=== Aim ===
Filter out everything except lines holding "ἀρχηγούς".

========================================

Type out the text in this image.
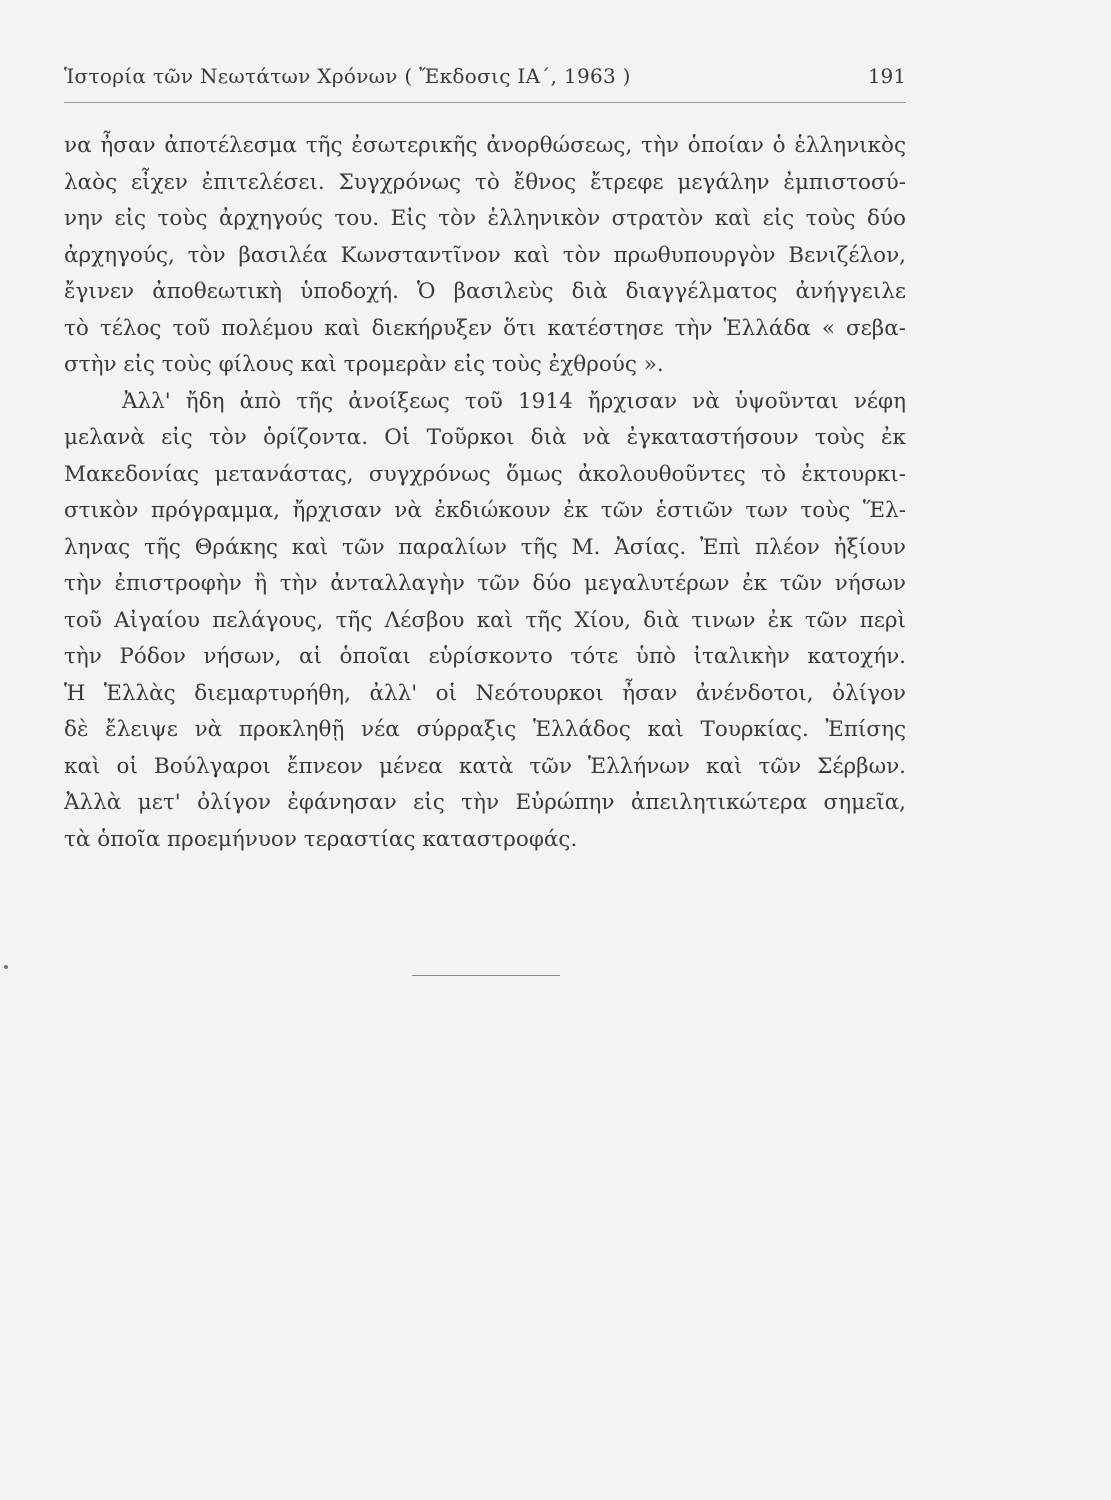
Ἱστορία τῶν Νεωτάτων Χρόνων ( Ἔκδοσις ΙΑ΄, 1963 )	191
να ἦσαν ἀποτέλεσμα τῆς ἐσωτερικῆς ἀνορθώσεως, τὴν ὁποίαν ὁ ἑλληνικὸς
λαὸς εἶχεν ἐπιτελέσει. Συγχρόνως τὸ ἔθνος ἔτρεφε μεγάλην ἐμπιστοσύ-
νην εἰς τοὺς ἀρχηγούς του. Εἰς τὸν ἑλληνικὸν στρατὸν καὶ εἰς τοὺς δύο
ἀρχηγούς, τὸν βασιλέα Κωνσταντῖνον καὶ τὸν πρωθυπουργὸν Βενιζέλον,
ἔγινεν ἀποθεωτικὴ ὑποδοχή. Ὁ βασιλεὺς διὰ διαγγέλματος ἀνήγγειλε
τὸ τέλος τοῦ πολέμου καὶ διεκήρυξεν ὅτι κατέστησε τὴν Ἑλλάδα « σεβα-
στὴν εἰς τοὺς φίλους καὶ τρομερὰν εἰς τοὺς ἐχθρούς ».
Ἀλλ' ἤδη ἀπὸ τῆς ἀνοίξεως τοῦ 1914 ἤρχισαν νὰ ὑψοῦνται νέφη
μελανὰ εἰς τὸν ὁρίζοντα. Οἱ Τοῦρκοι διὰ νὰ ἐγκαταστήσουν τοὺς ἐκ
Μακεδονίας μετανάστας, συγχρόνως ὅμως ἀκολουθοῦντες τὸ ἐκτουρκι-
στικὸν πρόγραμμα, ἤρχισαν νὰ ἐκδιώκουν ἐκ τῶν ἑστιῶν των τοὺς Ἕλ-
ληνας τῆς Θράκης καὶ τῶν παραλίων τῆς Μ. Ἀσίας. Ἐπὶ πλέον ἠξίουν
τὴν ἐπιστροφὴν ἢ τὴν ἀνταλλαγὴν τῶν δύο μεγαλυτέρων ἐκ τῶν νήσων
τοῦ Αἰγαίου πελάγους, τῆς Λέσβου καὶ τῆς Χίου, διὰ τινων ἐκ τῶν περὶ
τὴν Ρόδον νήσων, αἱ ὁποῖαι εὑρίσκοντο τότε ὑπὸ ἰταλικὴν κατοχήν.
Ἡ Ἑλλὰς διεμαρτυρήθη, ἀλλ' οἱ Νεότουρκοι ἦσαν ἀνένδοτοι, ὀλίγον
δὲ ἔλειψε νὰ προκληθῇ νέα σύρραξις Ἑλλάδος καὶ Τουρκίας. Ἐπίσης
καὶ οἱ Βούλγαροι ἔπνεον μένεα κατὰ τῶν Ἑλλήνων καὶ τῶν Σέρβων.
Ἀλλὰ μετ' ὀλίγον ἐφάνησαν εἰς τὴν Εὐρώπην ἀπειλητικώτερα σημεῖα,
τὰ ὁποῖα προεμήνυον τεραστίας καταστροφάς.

========================================

=== Answer to the task ===
νην εἰς τοὺς ἀρχηγούς του. Εἰς τὸν ἑλληνικὸν στρατὸν καὶ εἰς τοὺς δύο
ἀρχηγούς, τὸν βασιλέα Κωνσταντῖνον καὶ τὸν πρωθυπουργὸν Βενιζέλον,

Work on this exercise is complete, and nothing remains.